TASK BRIEF:
Please copy all the lines that follow, word for word.

■ ■ ■ ■ ■ ■ ■

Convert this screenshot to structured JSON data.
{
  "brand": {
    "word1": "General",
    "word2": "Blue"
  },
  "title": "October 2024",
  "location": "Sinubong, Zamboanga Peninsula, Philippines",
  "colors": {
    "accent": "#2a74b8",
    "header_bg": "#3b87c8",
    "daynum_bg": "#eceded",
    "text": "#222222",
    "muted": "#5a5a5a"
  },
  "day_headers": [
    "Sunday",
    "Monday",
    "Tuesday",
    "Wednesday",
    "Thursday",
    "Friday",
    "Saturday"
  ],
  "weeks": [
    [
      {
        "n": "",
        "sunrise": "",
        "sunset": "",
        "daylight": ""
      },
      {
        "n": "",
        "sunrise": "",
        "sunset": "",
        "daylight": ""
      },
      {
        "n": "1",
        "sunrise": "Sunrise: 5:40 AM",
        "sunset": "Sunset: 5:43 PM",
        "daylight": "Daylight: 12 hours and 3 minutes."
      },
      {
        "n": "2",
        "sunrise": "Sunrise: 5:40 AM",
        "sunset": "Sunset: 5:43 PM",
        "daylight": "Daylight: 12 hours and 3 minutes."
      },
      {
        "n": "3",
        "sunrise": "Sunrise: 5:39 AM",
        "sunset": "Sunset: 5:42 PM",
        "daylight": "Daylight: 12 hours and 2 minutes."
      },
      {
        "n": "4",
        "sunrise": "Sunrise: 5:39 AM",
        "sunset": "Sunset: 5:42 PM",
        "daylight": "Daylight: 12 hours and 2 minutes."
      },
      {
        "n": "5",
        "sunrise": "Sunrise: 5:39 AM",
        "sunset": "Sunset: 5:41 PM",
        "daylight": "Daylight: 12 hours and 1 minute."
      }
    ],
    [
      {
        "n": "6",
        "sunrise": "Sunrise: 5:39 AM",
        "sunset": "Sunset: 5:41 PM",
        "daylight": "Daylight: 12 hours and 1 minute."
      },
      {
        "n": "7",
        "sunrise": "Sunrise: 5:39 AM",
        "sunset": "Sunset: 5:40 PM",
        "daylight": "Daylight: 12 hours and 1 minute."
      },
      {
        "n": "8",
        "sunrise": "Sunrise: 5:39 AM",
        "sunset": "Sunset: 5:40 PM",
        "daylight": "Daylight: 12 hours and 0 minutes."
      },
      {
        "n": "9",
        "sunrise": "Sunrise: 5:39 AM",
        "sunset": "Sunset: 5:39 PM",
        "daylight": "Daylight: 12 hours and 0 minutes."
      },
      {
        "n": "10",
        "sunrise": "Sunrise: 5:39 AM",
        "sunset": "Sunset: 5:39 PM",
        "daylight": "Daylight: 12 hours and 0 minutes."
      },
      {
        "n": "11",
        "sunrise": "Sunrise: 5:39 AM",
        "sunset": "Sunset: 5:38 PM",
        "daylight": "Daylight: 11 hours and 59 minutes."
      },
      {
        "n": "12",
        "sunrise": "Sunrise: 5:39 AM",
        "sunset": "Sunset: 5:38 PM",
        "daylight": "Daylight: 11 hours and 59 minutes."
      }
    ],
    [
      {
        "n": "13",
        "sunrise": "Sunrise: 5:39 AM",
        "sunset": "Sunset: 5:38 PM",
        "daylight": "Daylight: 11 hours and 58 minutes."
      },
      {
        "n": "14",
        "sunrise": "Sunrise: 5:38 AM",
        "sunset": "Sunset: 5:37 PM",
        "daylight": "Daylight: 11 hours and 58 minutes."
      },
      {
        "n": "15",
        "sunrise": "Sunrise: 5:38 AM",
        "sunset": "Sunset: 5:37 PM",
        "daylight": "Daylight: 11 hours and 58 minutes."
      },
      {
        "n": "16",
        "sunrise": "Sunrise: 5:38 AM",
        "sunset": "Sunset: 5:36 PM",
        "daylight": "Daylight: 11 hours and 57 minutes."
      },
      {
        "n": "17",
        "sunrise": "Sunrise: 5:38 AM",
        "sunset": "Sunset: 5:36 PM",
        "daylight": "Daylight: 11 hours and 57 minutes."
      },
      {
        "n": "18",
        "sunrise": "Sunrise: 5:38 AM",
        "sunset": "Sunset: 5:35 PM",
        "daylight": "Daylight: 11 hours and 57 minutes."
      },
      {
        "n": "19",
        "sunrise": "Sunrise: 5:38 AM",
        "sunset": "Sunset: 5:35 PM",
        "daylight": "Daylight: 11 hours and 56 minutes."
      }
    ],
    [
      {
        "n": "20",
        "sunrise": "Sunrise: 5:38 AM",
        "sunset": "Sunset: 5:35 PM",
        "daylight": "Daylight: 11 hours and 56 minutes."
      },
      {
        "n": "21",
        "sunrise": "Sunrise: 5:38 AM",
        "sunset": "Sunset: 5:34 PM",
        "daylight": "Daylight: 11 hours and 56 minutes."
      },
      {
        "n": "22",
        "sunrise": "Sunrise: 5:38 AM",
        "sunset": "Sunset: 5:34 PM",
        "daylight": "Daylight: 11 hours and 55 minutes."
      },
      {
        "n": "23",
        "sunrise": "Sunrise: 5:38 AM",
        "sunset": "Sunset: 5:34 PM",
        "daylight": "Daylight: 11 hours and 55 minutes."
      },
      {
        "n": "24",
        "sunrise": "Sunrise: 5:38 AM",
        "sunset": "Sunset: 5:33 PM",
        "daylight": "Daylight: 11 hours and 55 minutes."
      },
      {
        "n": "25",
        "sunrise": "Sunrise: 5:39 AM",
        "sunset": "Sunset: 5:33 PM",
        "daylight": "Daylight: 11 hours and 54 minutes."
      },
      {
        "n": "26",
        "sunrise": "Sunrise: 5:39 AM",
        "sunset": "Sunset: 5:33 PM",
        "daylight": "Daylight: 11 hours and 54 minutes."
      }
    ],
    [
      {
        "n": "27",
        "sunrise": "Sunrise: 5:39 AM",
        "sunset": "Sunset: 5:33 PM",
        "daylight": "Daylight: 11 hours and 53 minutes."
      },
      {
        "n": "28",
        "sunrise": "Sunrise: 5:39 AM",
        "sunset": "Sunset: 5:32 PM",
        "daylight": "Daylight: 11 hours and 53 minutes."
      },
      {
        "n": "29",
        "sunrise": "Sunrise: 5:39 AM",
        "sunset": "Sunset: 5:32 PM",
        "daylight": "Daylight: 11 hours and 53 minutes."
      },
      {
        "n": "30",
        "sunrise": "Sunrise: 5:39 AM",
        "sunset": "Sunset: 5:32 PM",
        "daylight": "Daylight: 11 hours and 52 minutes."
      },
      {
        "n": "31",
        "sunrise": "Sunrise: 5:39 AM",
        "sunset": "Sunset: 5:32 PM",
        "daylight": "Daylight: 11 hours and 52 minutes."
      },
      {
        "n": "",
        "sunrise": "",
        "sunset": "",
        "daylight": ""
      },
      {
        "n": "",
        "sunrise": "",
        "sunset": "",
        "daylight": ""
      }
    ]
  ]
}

■ ■ ■ ■ ■ ■ ■

TASK RESPONSE:
Convert this screenshot to structured JSON data.
{
  "brand": {
    "word1": "General",
    "word2": "Blue"
  },
  "title": "October 2024",
  "location": "Sinubong, Zamboanga Peninsula, Philippines",
  "colors": {
    "accent": "#2a74b8",
    "header_bg": "#3b87c8",
    "daynum_bg": "#eceded",
    "text": "#222222",
    "muted": "#5a5a5a"
  },
  "day_headers": [
    "Sunday",
    "Monday",
    "Tuesday",
    "Wednesday",
    "Thursday",
    "Friday",
    "Saturday"
  ],
  "weeks": [
    [
      {
        "n": "",
        "sunrise": "",
        "sunset": "",
        "daylight": ""
      },
      {
        "n": "",
        "sunrise": "",
        "sunset": "",
        "daylight": ""
      },
      {
        "n": "1",
        "sunrise": "Sunrise: 5:40 AM",
        "sunset": "Sunset: 5:43 PM",
        "daylight": "Daylight: 12 hours and 3 minutes."
      },
      {
        "n": "2",
        "sunrise": "Sunrise: 5:40 AM",
        "sunset": "Sunset: 5:43 PM",
        "daylight": "Daylight: 12 hours and 3 minutes."
      },
      {
        "n": "3",
        "sunrise": "Sunrise: 5:39 AM",
        "sunset": "Sunset: 5:42 PM",
        "daylight": "Daylight: 12 hours and 2 minutes."
      },
      {
        "n": "4",
        "sunrise": "Sunrise: 5:39 AM",
        "sunset": "Sunset: 5:42 PM",
        "daylight": "Daylight: 12 hours and 2 minutes."
      },
      {
        "n": "5",
        "sunrise": "Sunrise: 5:39 AM",
        "sunset": "Sunset: 5:41 PM",
        "daylight": "Daylight: 12 hours and 1 minute."
      }
    ],
    [
      {
        "n": "6",
        "sunrise": "Sunrise: 5:39 AM",
        "sunset": "Sunset: 5:41 PM",
        "daylight": "Daylight: 12 hours and 1 minute."
      },
      {
        "n": "7",
        "sunrise": "Sunrise: 5:39 AM",
        "sunset": "Sunset: 5:40 PM",
        "daylight": "Daylight: 12 hours and 1 minute."
      },
      {
        "n": "8",
        "sunrise": "Sunrise: 5:39 AM",
        "sunset": "Sunset: 5:40 PM",
        "daylight": "Daylight: 12 hours and 0 minutes."
      },
      {
        "n": "9",
        "sunrise": "Sunrise: 5:39 AM",
        "sunset": "Sunset: 5:39 PM",
        "daylight": "Daylight: 12 hours and 0 minutes."
      },
      {
        "n": "10",
        "sunrise": "Sunrise: 5:39 AM",
        "sunset": "Sunset: 5:39 PM",
        "daylight": "Daylight: 12 hours and 0 minutes."
      },
      {
        "n": "11",
        "sunrise": "Sunrise: 5:39 AM",
        "sunset": "Sunset: 5:38 PM",
        "daylight": "Daylight: 11 hours and 59 minutes."
      },
      {
        "n": "12",
        "sunrise": "Sunrise: 5:39 AM",
        "sunset": "Sunset: 5:38 PM",
        "daylight": "Daylight: 11 hours and 59 minutes."
      }
    ],
    [
      {
        "n": "13",
        "sunrise": "Sunrise: 5:39 AM",
        "sunset": "Sunset: 5:38 PM",
        "daylight": "Daylight: 11 hours and 58 minutes."
      },
      {
        "n": "14",
        "sunrise": "Sunrise: 5:38 AM",
        "sunset": "Sunset: 5:37 PM",
        "daylight": "Daylight: 11 hours and 58 minutes."
      },
      {
        "n": "15",
        "sunrise": "Sunrise: 5:38 AM",
        "sunset": "Sunset: 5:37 PM",
        "daylight": "Daylight: 11 hours and 58 minutes."
      },
      {
        "n": "16",
        "sunrise": "Sunrise: 5:38 AM",
        "sunset": "Sunset: 5:36 PM",
        "daylight": "Daylight: 11 hours and 57 minutes."
      },
      {
        "n": "17",
        "sunrise": "Sunrise: 5:38 AM",
        "sunset": "Sunset: 5:36 PM",
        "daylight": "Daylight: 11 hours and 57 minutes."
      },
      {
        "n": "18",
        "sunrise": "Sunrise: 5:38 AM",
        "sunset": "Sunset: 5:35 PM",
        "daylight": "Daylight: 11 hours and 57 minutes."
      },
      {
        "n": "19",
        "sunrise": "Sunrise: 5:38 AM",
        "sunset": "Sunset: 5:35 PM",
        "daylight": "Daylight: 11 hours and 56 minutes."
      }
    ],
    [
      {
        "n": "20",
        "sunrise": "Sunrise: 5:38 AM",
        "sunset": "Sunset: 5:35 PM",
        "daylight": "Daylight: 11 hours and 56 minutes."
      },
      {
        "n": "21",
        "sunrise": "Sunrise: 5:38 AM",
        "sunset": "Sunset: 5:34 PM",
        "daylight": "Daylight: 11 hours and 56 minutes."
      },
      {
        "n": "22",
        "sunrise": "Sunrise: 5:38 AM",
        "sunset": "Sunset: 5:34 PM",
        "daylight": "Daylight: 11 hours and 55 minutes."
      },
      {
        "n": "23",
        "sunrise": "Sunrise: 5:38 AM",
        "sunset": "Sunset: 5:34 PM",
        "daylight": "Daylight: 11 hours and 55 minutes."
      },
      {
        "n": "24",
        "sunrise": "Sunrise: 5:38 AM",
        "sunset": "Sunset: 5:33 PM",
        "daylight": "Daylight: 11 hours and 55 minutes."
      },
      {
        "n": "25",
        "sunrise": "Sunrise: 5:39 AM",
        "sunset": "Sunset: 5:33 PM",
        "daylight": "Daylight: 11 hours and 54 minutes."
      },
      {
        "n": "26",
        "sunrise": "Sunrise: 5:39 AM",
        "sunset": "Sunset: 5:33 PM",
        "daylight": "Daylight: 11 hours and 54 minutes."
      }
    ],
    [
      {
        "n": "27",
        "sunrise": "Sunrise: 5:39 AM",
        "sunset": "Sunset: 5:33 PM",
        "daylight": "Daylight: 11 hours and 53 minutes."
      },
      {
        "n": "28",
        "sunrise": "Sunrise: 5:39 AM",
        "sunset": "Sunset: 5:32 PM",
        "daylight": "Daylight: 11 hours and 53 minutes."
      },
      {
        "n": "29",
        "sunrise": "Sunrise: 5:39 AM",
        "sunset": "Sunset: 5:32 PM",
        "daylight": "Daylight: 11 hours and 53 minutes."
      },
      {
        "n": "30",
        "sunrise": "Sunrise: 5:39 AM",
        "sunset": "Sunset: 5:32 PM",
        "daylight": "Daylight: 11 hours and 52 minutes."
      },
      {
        "n": "31",
        "sunrise": "Sunrise: 5:39 AM",
        "sunset": "Sunset: 5:32 PM",
        "daylight": "Daylight: 11 hours and 52 minutes."
      },
      {
        "n": "",
        "sunrise": "",
        "sunset": "",
        "daylight": ""
      },
      {
        "n": "",
        "sunrise": "",
        "sunset": "",
        "daylight": ""
      }
    ]
  ]
}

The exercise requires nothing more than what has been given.